(WRITTEN REQUEST) Your task is to repeat all of the material exactly.

╭─ RECORDS SUPPLIED

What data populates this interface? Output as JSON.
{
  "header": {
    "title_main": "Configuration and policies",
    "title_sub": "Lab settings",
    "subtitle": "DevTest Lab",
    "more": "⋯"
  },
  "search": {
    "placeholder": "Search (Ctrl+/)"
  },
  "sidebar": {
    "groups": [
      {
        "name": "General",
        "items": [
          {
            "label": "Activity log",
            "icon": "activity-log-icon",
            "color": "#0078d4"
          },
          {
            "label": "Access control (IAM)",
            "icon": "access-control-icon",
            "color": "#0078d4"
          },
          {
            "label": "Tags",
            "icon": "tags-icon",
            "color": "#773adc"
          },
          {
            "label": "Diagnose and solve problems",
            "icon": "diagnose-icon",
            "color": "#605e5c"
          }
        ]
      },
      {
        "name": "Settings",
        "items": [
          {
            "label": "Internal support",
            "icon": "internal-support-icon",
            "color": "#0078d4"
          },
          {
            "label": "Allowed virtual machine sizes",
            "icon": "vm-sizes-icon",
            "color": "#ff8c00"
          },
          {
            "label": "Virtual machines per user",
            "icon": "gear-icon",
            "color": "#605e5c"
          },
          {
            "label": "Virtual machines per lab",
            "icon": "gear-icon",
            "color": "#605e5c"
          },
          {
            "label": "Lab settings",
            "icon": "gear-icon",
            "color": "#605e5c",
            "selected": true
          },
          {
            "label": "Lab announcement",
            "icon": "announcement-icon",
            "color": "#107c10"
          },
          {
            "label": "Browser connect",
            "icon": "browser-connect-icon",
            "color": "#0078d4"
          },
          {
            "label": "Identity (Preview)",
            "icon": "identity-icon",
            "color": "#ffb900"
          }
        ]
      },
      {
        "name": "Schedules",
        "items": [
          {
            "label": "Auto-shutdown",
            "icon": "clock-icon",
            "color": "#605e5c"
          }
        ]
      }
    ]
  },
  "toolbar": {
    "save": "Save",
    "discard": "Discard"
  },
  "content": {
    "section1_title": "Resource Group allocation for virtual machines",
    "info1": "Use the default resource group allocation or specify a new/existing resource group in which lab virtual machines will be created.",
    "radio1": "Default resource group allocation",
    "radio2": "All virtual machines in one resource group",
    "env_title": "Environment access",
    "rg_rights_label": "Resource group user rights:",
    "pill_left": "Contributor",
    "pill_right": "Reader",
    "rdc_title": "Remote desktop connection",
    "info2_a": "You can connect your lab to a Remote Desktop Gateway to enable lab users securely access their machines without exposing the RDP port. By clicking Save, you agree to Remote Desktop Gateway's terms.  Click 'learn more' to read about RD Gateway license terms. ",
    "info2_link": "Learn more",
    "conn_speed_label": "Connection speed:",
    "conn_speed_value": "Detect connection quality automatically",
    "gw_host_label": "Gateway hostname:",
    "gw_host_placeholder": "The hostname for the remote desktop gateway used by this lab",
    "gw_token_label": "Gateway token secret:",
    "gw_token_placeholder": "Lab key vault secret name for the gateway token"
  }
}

╰─

(THE RESULT)
What data populates this interface? Output as JSON.
{
  "header": {
    "title_main": "Configuration and policies",
    "title_sub": "Lab settings",
    "subtitle": "DevTest Lab",
    "more": "⋯"
  },
  "search": {
    "placeholder": "Search (Ctrl+/)"
  },
  "sidebar": {
    "groups": [
      {
        "name": "General",
        "items": [
          {
            "label": "Activity log",
            "icon": "activity-log-icon",
            "color": "#0078d4"
          },
          {
            "label": "Access control (IAM)",
            "icon": "access-control-icon",
            "color": "#0078d4"
          },
          {
            "label": "Tags",
            "icon": "tags-icon",
            "color": "#773adc"
          },
          {
            "label": "Diagnose and solve problems",
            "icon": "diagnose-icon",
            "color": "#605e5c"
          }
        ]
      },
      {
        "name": "Settings",
        "items": [
          {
            "label": "Internal support",
            "icon": "internal-support-icon",
            "color": "#0078d4"
          },
          {
            "label": "Allowed virtual machine sizes",
            "icon": "vm-sizes-icon",
            "color": "#ff8c00"
          },
          {
            "label": "Virtual machines per user",
            "icon": "gear-icon",
            "color": "#605e5c"
          },
          {
            "label": "Virtual machines per lab",
            "icon": "gear-icon",
            "color": "#605e5c"
          },
          {
            "label": "Lab settings",
            "icon": "gear-icon",
            "color": "#605e5c",
            "selected": true
          },
          {
            "label": "Lab announcement",
            "icon": "announcement-icon",
            "color": "#107c10"
          },
          {
            "label": "Browser connect",
            "icon": "browser-connect-icon",
            "color": "#0078d4"
          },
          {
            "label": "Identity (Preview)",
            "icon": "identity-icon",
            "color": "#ffb900"
          }
        ]
      },
      {
        "name": "Schedules",
        "items": [
          {
            "label": "Auto-shutdown",
            "icon": "clock-icon",
            "color": "#605e5c"
          }
        ]
      }
    ]
  },
  "toolbar": {
    "save": "Save",
    "discard": "Discard"
  },
  "content": {
    "section1_title": "Resource Group allocation for virtual machines",
    "info1": "Use the default resource group allocation or specify a new/existing resource group in which lab virtual machines will be created.",
    "radio1": "Default resource group allocation",
    "radio2": "All virtual machines in one resource group",
    "env_title": "Environment access",
    "rg_rights_label": "Resource group user rights:",
    "pill_left": "Contributor",
    "pill_right": "Reader",
    "rdc_title": "Remote desktop connection",
    "info2_a": "You can connect your lab to a Remote Desktop Gateway to enable lab users securely access their machines without exposing the RDP port. By clicking Save, you agree to Remote Desktop Gateway's terms.  Click 'learn more' to read about RD Gateway license terms. ",
    "info2_link": "Learn more",
    "conn_speed_label": "Connection speed:",
    "conn_speed_value": "Detect connection quality automatically",
    "gw_host_label": "Gateway hostname:",
    "gw_host_placeholder": "The hostname for the remote desktop gateway used by this lab",
    "gw_token_label": "Gateway token secret:",
    "gw_token_placeholder": "Lab key vault secret name for the gateway token"
  }
}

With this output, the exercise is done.